**Instructions to follow**: Below is a set of entries. Reproduce exactly the lines from the one containing "Extract the structured" through the end, both included.

**Records for the exercise**:
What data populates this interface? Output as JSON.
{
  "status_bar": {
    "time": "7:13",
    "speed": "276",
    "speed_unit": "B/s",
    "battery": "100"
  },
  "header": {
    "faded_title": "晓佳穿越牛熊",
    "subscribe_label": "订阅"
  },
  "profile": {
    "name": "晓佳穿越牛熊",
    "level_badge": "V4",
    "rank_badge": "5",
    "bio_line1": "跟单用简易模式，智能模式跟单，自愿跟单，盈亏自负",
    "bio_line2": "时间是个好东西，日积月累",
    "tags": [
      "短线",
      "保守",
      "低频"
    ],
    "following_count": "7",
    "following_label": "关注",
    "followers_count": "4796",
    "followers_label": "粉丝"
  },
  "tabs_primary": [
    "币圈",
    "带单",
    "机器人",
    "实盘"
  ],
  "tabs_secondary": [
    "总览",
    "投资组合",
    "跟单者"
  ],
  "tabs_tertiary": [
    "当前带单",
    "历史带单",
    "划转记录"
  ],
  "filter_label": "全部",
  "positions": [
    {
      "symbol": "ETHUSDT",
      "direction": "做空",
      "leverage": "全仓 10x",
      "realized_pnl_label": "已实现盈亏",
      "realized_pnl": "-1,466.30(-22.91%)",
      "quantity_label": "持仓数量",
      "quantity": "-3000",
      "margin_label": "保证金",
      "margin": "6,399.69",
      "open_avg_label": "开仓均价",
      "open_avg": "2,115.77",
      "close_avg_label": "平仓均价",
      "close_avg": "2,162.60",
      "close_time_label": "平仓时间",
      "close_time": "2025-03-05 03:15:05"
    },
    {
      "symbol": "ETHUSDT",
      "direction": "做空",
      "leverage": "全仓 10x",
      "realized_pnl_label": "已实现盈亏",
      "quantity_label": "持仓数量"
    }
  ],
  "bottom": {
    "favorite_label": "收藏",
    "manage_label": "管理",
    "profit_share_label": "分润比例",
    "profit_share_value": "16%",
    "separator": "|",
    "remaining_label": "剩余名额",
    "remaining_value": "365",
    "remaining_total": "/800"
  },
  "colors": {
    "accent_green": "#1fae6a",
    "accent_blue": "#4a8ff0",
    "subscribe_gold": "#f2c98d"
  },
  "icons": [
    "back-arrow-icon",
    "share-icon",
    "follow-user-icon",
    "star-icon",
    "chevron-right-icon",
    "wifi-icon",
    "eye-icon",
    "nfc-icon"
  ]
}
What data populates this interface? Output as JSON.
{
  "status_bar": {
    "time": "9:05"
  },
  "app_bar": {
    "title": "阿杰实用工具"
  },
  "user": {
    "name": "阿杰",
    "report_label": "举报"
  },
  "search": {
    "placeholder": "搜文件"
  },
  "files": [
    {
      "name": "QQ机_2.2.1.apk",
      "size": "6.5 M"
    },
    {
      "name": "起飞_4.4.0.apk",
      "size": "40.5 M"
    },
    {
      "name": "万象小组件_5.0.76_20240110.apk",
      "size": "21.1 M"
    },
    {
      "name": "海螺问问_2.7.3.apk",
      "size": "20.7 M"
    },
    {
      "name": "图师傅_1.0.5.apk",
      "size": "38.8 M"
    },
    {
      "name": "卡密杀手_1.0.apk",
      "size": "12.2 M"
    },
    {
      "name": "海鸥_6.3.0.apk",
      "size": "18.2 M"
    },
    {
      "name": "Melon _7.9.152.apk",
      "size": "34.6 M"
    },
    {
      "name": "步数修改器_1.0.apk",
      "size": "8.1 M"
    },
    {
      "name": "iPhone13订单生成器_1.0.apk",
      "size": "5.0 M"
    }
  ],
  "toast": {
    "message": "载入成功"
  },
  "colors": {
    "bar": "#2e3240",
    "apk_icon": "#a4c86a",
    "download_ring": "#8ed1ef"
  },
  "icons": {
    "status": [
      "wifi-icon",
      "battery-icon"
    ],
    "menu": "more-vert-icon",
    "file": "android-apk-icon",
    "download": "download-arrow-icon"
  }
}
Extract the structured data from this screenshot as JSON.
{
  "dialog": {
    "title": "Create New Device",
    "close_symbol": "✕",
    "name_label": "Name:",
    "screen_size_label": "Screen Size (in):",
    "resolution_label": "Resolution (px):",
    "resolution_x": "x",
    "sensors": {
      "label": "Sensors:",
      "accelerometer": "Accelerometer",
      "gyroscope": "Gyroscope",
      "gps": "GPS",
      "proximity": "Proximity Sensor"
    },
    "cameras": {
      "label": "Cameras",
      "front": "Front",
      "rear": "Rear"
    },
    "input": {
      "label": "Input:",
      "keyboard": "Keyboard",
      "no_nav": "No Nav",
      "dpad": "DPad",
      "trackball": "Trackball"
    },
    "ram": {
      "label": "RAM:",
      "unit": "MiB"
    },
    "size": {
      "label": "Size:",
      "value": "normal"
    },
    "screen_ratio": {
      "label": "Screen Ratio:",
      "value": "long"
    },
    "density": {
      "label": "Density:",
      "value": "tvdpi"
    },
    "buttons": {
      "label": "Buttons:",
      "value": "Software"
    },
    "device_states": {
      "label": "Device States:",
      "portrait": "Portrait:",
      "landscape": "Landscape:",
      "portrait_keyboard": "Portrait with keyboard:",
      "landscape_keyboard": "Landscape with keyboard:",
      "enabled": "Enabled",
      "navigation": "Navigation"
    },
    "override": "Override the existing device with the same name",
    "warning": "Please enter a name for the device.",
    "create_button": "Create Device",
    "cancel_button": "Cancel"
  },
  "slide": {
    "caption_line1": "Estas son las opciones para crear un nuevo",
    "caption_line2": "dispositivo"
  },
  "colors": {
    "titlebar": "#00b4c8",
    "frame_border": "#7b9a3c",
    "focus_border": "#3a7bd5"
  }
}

**Result of the task**:
Extract the structured data from this screenshot as JSON.
{
  "dialog": {
    "title": "Create New Device",
    "close_symbol": "✕",
    "name_label": "Name:",
    "screen_size_label": "Screen Size (in):",
    "resolution_label": "Resolution (px):",
    "resolution_x": "x",
    "sensors": {
      "label": "Sensors:",
      "accelerometer": "Accelerometer",
      "gyroscope": "Gyroscope",
      "gps": "GPS",
      "proximity": "Proximity Sensor"
    },
    "cameras": {
      "label": "Cameras",
      "front": "Front",
      "rear": "Rear"
    },
    "input": {
      "label": "Input:",
      "keyboard": "Keyboard",
      "no_nav": "No Nav",
      "dpad": "DPad",
      "trackball": "Trackball"
    },
    "ram": {
      "label": "RAM:",
      "unit": "MiB"
    },
    "size": {
      "label": "Size:",
      "value": "normal"
    },
    "screen_ratio": {
      "label": "Screen Ratio:",
      "value": "long"
    },
    "density": {
      "label": "Density:",
      "value": "tvdpi"
    },
    "buttons": {
      "label": "Buttons:",
      "value": "Software"
    },
    "device_states": {
      "label": "Device States:",
      "portrait": "Portrait:",
      "landscape": "Landscape:",
      "portrait_keyboard": "Portrait with keyboard:",
      "landscape_keyboard": "Landscape with keyboard:",
      "enabled": "Enabled",
      "navigation": "Navigation"
    },
    "override": "Override the existing device with the same name",
    "warning": "Please enter a name for the device.",
    "create_button": "Create Device",
    "cancel_button": "Cancel"
  },
  "slide": {
    "caption_line1": "Estas son las opciones para crear un nuevo",
    "caption_line2": "dispositivo"
  },
  "colors": {
    "titlebar": "#00b4c8",
    "frame_border": "#7b9a3c",
    "focus_border": "#3a7bd5"
  }
}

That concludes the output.